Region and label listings
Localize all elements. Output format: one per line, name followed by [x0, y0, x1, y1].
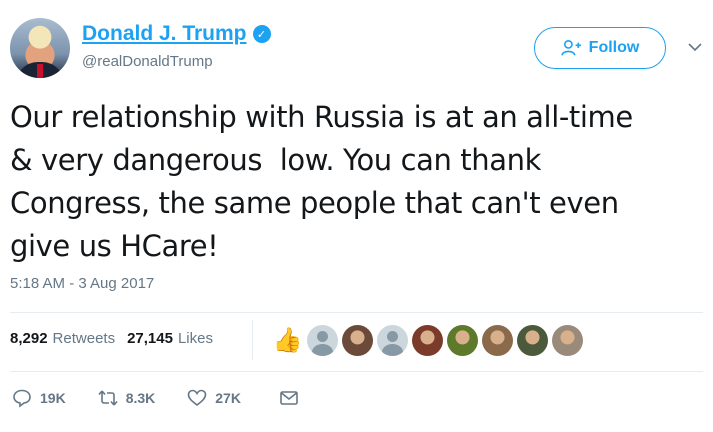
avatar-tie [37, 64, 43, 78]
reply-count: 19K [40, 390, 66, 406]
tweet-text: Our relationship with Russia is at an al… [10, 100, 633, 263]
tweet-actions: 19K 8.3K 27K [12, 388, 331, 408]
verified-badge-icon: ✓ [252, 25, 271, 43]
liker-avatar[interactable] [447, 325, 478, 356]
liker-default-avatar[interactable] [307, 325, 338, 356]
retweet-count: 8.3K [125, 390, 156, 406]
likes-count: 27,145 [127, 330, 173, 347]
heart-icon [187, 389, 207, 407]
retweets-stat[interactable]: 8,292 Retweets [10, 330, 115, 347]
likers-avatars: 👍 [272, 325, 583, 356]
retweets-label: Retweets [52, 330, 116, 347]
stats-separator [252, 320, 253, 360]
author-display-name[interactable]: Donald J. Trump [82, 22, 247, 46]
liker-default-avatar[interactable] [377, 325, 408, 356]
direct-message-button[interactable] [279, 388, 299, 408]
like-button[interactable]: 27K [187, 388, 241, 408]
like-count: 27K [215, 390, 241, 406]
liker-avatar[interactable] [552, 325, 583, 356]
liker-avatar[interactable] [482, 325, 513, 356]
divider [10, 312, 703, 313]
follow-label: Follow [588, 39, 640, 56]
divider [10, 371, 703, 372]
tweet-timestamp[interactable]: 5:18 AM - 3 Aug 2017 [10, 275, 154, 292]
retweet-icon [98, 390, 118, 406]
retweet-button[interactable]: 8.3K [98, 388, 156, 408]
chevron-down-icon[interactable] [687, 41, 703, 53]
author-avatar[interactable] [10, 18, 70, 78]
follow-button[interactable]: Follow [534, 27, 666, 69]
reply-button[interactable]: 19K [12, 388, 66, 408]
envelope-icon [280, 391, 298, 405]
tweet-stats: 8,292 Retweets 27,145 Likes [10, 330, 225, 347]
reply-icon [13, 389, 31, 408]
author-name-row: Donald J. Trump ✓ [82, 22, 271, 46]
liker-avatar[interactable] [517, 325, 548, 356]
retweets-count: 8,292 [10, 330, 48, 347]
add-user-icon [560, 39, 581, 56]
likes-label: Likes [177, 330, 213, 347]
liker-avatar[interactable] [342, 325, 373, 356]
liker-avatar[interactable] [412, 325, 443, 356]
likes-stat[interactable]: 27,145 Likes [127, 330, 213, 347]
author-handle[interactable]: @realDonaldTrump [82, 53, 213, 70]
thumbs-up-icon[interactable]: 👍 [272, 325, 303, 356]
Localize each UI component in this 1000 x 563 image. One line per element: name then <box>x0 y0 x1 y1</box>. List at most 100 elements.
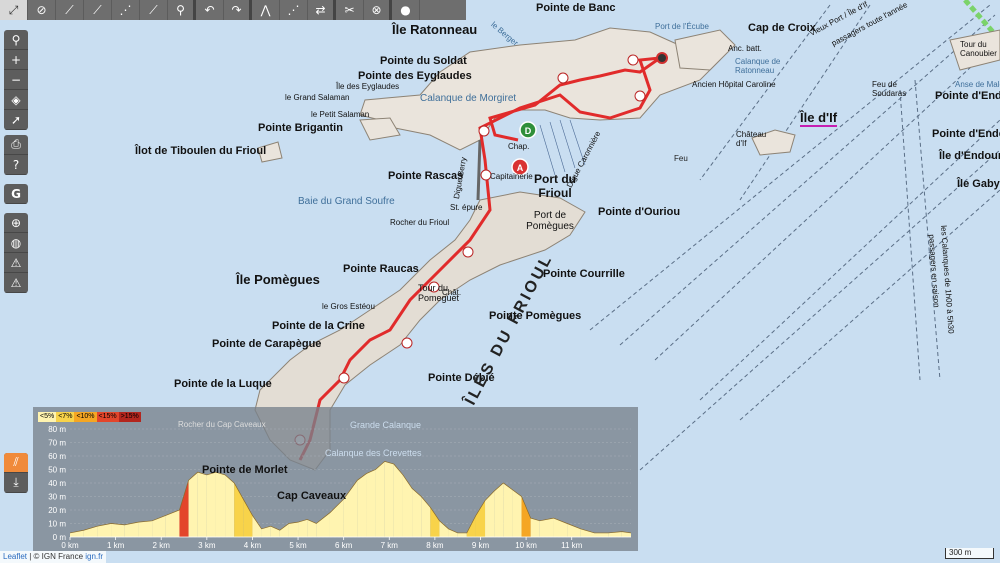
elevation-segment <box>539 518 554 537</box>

WHAT YOU ARE ASKED TO DO
Copy every line of the entries above word for word, leaving out the picture placeholders.

WRITTEN SOLUTION
Localize all elements. Output format: one per line, name followed by [x0, y0, x1, y1].
avatar-tie [37, 64, 43, 78]
reply-count: 19K [40, 390, 66, 406]
tweet-text: Our relationship with Russia is at an al… [10, 100, 633, 263]
tweet-actions: 19K 8.3K 27K [12, 388, 331, 408]
verified-badge-icon: ✓ [252, 25, 271, 43]
liker-avatar[interactable] [447, 325, 478, 356]
liker-default-avatar[interactable] [307, 325, 338, 356]
retweet-count: 8.3K [125, 390, 156, 406]
likes-count: 27,145 [127, 330, 173, 347]
heart-icon [187, 389, 207, 407]
retweets-stat[interactable]: 8,292 Retweets [10, 330, 115, 347]
likers-avatars: 👍 [272, 325, 583, 356]
retweets-label: Retweets [52, 330, 116, 347]
stats-separator [252, 320, 253, 360]
author-display-name[interactable]: Donald J. Trump [82, 22, 247, 46]
liker-default-avatar[interactable] [377, 325, 408, 356]
direct-message-button[interactable] [279, 388, 299, 408]
like-button[interactable]: 27K [187, 388, 241, 408]
like-count: 27K [215, 390, 241, 406]
liker-avatar[interactable] [552, 325, 583, 356]
liker-avatar[interactable] [482, 325, 513, 356]
divider [10, 312, 703, 313]
follow-label: Follow [588, 39, 640, 56]
divider [10, 371, 703, 372]
tweet-timestamp[interactable]: 5:18 AM - 3 Aug 2017 [10, 275, 154, 292]
retweet-icon [98, 390, 118, 406]
retweet-button[interactable]: 8.3K [98, 388, 156, 408]
chevron-down-icon[interactable] [687, 41, 703, 53]
author-avatar[interactable] [10, 18, 70, 78]
follow-button[interactable]: Follow [534, 27, 666, 69]
reply-button[interactable]: 19K [12, 388, 66, 408]
envelope-icon [280, 391, 298, 405]
tweet-stats: 8,292 Retweets 27,145 Likes [10, 330, 225, 347]
reply-icon [13, 389, 31, 408]
author-name-row: Donald J. Trump ✓ [82, 22, 271, 46]
liker-avatar[interactable] [517, 325, 548, 356]
retweets-count: 8,292 [10, 330, 48, 347]
add-user-icon [560, 39, 581, 56]
likes-label: Likes [177, 330, 213, 347]
liker-avatar[interactable] [342, 325, 373, 356]
liker-avatar[interactable] [412, 325, 443, 356]
likes-stat[interactable]: 27,145 Likes [127, 330, 213, 347]
author-handle[interactable]: @realDonaldTrump [82, 53, 213, 70]
thumbs-up-icon[interactable]: 👍 [272, 325, 303, 356]
Localize each UI component in this 1000 x 563 image. One line per element: name then <box>x0 y0 x1 y1</box>. List at most 100 elements.
elevation-segment <box>539 518 554 537</box>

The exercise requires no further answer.